[STORED DATA start]

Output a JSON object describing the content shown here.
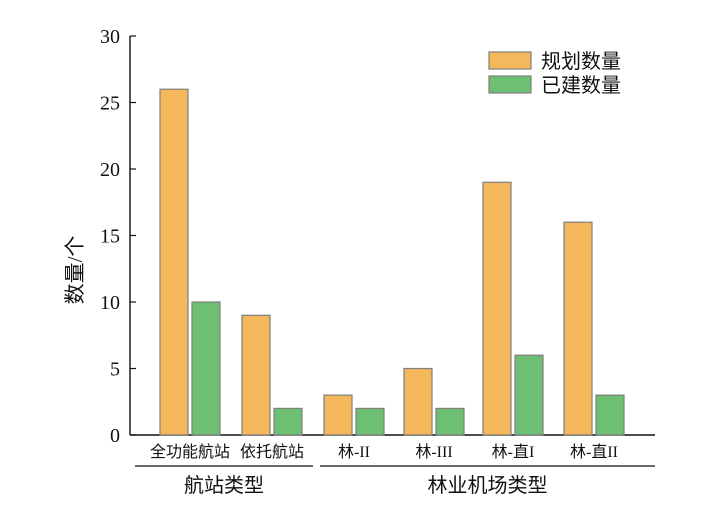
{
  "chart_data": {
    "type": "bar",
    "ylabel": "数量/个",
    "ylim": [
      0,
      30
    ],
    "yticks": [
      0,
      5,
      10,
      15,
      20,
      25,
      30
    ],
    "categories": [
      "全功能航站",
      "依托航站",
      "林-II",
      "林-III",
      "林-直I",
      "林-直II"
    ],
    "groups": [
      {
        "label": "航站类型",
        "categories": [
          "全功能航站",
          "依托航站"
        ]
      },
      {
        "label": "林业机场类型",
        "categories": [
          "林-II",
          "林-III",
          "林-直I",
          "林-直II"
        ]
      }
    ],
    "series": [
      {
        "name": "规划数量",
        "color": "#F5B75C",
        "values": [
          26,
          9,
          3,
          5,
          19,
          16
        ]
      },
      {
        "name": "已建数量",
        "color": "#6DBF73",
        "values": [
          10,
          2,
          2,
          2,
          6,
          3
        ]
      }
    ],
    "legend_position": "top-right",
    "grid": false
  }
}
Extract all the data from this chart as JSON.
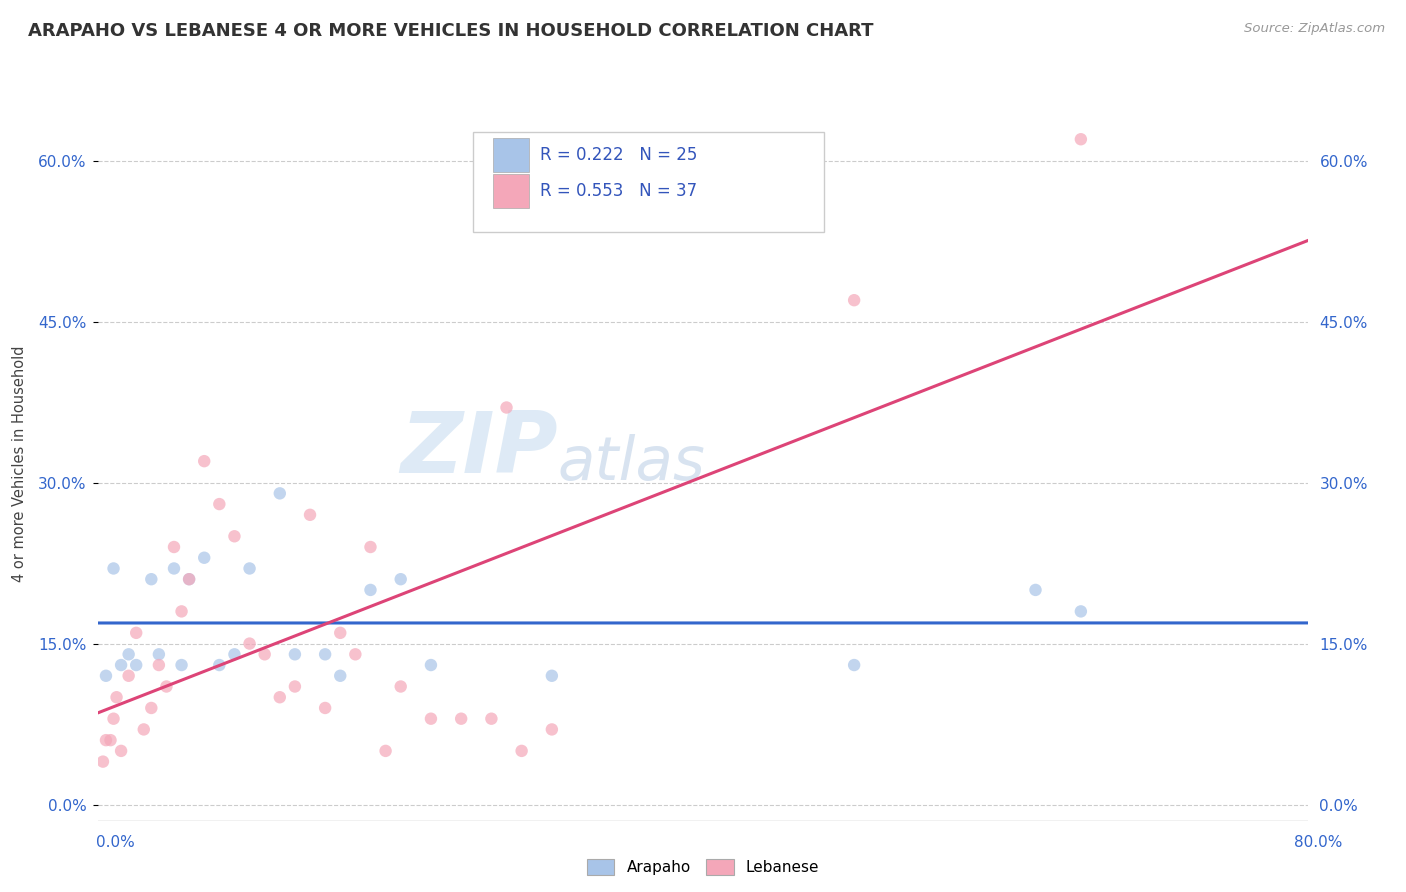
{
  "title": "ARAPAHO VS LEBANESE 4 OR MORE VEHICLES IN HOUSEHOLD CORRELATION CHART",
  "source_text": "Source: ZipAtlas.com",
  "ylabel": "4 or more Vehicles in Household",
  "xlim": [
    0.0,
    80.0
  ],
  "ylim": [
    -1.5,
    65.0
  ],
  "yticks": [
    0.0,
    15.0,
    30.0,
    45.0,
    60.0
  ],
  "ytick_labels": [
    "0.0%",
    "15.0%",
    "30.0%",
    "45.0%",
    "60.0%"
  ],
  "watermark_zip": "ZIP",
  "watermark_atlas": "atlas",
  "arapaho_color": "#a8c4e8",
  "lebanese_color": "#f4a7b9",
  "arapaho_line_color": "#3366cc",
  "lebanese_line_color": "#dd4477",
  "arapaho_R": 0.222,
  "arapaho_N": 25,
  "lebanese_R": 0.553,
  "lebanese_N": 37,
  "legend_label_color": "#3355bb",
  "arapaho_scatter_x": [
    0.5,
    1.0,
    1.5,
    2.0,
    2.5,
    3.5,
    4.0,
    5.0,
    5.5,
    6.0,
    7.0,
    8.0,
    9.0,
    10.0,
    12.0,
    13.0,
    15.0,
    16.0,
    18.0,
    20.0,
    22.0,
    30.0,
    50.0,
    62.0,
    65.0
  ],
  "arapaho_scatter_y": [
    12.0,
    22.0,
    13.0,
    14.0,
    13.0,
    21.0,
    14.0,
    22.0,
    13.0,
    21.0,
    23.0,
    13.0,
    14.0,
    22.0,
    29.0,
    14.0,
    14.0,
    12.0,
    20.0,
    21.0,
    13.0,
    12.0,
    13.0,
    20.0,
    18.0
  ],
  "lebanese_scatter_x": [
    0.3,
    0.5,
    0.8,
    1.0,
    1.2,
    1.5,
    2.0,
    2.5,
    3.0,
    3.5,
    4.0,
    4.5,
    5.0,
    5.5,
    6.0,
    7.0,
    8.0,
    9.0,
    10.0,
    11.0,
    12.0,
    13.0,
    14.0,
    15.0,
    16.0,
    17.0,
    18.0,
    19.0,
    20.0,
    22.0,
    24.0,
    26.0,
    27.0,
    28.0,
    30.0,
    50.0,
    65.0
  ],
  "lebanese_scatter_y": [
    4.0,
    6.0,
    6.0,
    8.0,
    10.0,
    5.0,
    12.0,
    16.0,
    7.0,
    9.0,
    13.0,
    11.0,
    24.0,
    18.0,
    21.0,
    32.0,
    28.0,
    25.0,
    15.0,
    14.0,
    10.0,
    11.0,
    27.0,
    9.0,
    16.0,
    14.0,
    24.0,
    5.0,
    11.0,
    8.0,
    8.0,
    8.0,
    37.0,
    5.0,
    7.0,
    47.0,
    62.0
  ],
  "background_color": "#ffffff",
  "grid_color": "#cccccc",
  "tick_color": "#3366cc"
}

[STORED DATA end]
[STORED DATA start]

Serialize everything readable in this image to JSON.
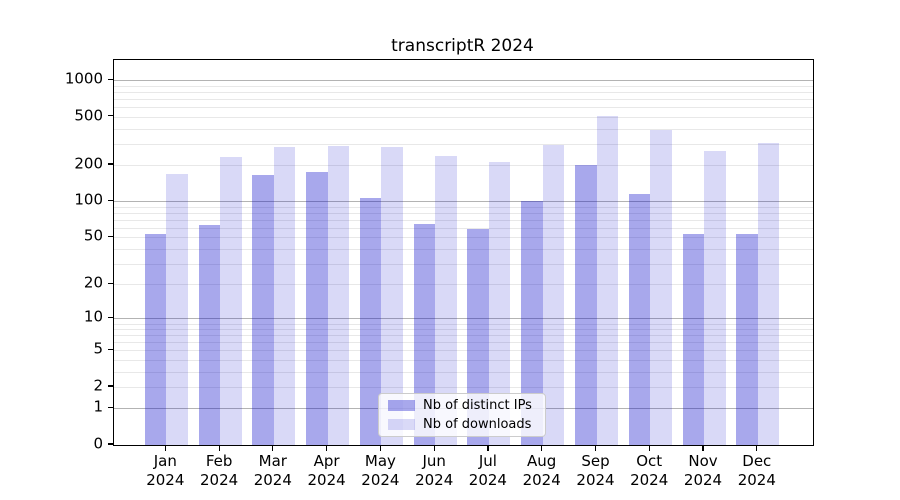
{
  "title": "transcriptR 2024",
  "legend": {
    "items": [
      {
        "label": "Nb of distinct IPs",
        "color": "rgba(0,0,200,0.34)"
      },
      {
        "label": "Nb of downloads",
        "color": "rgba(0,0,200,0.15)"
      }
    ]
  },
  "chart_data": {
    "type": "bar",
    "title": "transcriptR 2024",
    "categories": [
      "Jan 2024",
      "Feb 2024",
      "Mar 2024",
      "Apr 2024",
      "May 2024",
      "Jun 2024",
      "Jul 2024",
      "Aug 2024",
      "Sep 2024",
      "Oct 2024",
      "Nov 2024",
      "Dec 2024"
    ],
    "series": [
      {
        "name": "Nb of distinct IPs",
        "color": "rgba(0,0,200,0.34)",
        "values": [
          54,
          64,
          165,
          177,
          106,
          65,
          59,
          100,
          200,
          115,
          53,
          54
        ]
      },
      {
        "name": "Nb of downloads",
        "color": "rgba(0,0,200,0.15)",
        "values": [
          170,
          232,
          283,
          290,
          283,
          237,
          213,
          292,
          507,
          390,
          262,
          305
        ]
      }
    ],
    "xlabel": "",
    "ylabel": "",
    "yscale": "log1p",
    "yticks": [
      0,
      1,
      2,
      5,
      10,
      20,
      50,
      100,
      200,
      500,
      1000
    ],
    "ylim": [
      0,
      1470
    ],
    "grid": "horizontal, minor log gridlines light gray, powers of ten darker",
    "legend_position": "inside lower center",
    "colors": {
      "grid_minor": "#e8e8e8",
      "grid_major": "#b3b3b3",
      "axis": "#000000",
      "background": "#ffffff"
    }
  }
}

[STORED DATA end]

* [WHAT IS EXPECTED]: Scan the lines for the string "this". Pick out every line that has it.

* [SOLUTION BELOW]:
Extract all the data from this chart as JSON.
Serialize everything readable in this image to JSON.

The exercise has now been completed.